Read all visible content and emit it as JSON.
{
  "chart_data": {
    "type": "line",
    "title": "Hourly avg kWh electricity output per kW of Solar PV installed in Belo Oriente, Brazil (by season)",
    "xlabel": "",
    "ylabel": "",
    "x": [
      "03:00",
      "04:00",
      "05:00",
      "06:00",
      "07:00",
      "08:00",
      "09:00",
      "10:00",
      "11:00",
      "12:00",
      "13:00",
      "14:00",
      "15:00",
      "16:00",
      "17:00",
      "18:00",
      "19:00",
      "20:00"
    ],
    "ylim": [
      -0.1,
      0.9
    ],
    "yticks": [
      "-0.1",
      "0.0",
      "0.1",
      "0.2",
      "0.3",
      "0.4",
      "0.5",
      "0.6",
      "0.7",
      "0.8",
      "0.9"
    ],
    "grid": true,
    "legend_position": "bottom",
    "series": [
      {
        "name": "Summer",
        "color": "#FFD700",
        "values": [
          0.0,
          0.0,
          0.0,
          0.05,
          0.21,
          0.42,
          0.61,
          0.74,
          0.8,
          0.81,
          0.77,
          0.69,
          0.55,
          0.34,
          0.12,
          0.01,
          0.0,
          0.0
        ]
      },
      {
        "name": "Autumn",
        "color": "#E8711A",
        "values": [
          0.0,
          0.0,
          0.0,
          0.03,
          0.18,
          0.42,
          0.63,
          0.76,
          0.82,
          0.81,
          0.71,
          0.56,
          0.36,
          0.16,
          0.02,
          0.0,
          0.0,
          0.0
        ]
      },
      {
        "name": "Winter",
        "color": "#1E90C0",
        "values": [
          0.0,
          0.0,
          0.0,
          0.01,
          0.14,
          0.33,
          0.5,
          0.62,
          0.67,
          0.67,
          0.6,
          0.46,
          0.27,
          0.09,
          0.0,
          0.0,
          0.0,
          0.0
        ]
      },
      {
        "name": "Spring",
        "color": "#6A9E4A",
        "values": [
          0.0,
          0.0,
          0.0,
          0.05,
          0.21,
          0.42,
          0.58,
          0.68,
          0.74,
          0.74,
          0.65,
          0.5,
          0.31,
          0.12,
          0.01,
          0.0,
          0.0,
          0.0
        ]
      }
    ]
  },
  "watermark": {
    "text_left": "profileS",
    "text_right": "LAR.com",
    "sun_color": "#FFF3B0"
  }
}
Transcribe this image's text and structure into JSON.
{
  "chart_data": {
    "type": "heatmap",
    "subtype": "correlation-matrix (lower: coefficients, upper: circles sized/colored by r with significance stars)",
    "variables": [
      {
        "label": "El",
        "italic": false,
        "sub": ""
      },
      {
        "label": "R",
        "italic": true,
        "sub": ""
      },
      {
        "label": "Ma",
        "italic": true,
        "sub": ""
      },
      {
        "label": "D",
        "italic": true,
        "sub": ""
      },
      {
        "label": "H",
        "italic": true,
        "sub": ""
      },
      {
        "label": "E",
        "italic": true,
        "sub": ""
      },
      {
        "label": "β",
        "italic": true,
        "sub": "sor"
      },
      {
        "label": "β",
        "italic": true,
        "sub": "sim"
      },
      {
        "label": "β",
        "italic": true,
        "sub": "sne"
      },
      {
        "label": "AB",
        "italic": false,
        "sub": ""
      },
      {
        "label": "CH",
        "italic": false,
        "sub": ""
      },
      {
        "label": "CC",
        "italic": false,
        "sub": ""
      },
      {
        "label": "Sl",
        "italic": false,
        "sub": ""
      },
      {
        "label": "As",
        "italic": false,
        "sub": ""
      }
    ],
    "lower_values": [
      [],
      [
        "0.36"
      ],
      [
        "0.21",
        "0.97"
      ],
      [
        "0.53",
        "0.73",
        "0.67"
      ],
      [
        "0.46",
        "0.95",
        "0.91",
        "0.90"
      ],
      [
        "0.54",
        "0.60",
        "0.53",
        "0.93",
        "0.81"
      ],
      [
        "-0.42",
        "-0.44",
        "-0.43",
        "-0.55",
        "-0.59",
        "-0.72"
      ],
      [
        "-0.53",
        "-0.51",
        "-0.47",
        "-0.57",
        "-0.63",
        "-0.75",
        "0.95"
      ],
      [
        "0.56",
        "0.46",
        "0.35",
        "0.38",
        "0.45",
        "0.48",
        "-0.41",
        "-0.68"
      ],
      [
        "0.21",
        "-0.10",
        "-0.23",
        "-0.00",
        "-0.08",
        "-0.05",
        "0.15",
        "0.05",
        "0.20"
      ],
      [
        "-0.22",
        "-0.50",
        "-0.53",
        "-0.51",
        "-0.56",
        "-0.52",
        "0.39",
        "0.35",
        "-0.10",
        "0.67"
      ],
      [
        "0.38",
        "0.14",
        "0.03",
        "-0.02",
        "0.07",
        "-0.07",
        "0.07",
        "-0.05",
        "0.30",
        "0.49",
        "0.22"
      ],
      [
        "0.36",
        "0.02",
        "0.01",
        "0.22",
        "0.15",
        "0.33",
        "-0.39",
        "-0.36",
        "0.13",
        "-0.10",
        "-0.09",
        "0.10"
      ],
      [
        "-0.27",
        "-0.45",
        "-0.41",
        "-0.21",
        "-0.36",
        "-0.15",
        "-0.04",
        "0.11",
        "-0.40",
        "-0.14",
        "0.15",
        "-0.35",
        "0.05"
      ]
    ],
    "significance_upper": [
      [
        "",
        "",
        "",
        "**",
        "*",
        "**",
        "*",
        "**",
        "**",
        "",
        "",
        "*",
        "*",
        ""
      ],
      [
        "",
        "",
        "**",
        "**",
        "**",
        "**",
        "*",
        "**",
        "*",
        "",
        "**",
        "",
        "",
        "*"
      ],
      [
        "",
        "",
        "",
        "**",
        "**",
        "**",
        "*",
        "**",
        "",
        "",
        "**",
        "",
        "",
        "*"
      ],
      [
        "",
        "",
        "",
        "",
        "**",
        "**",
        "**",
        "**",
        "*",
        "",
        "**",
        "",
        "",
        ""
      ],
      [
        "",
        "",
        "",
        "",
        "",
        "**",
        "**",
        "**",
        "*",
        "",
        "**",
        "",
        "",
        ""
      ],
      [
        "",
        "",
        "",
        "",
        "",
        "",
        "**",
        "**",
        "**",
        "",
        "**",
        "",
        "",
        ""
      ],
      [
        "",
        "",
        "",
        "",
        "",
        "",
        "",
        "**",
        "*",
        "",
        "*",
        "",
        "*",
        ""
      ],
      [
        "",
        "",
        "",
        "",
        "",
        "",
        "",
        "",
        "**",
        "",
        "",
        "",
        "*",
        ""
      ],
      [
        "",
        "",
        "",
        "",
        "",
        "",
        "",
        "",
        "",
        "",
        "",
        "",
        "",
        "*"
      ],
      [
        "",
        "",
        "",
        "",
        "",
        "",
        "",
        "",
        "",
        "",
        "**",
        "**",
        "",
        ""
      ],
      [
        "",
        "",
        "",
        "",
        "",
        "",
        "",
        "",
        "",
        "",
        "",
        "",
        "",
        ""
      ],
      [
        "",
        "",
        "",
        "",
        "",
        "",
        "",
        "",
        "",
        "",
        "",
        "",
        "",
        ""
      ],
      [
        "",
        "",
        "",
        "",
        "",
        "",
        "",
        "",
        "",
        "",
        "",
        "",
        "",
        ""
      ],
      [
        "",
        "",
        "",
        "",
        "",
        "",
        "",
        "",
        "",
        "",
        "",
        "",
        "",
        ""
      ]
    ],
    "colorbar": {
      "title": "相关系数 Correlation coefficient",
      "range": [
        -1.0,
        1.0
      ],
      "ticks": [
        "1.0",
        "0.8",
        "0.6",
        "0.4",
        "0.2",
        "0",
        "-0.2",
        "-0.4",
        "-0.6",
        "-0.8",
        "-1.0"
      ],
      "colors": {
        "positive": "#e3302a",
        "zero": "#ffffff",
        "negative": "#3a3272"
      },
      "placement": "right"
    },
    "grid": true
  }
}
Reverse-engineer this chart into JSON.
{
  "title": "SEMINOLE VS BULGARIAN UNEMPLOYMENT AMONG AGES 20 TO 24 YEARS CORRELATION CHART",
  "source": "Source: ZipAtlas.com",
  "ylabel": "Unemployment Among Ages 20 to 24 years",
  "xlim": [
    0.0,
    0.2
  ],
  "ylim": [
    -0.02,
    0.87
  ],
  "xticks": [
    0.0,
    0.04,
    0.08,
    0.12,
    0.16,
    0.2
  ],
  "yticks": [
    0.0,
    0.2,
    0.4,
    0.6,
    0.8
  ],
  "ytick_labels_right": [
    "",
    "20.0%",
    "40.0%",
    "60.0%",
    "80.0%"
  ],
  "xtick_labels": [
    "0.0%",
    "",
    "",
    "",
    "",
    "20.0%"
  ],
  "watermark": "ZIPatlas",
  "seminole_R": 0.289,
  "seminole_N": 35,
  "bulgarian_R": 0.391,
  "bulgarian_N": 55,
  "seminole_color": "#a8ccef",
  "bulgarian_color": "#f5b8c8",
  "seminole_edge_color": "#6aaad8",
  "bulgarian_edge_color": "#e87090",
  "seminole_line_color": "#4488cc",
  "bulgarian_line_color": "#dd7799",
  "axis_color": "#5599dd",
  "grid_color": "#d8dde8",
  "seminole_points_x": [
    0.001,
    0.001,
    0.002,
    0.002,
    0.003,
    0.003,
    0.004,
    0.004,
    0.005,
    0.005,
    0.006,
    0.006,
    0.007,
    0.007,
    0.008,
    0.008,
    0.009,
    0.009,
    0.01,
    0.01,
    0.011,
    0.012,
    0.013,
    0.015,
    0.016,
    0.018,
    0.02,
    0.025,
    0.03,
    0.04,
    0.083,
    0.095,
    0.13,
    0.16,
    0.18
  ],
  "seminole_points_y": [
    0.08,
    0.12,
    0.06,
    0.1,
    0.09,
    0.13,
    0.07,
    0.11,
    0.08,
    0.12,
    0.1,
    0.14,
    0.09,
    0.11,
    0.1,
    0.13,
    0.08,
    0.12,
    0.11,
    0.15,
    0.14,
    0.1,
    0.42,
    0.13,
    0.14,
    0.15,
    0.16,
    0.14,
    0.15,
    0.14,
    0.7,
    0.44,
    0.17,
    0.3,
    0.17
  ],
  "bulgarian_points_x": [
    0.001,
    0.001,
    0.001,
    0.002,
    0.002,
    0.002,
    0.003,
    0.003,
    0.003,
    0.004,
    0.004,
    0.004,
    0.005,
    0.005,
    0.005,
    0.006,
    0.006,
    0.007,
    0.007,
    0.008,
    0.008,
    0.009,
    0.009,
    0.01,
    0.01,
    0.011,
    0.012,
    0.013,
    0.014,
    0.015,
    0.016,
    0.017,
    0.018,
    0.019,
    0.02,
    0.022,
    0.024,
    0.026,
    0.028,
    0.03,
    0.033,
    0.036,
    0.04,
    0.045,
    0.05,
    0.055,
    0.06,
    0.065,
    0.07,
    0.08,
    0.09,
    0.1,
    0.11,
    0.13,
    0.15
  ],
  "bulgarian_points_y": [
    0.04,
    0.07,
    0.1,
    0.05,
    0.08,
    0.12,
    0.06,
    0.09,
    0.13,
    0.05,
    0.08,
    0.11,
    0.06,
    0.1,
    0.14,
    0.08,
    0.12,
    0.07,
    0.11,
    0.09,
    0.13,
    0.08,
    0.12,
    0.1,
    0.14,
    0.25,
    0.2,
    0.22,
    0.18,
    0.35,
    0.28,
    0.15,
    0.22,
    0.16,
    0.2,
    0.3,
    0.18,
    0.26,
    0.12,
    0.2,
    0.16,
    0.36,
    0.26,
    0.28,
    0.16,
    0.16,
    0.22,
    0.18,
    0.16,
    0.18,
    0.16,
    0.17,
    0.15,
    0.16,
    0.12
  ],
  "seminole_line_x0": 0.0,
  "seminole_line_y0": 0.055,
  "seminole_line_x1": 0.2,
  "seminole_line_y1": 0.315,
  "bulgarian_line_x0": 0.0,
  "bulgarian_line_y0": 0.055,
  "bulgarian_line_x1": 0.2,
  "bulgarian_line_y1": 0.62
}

§ §

Out of the records, collect only those lines that contain the string "into".

Transcribe this image's text and structure into JSON.
Reverse-engineer this chart into JSON.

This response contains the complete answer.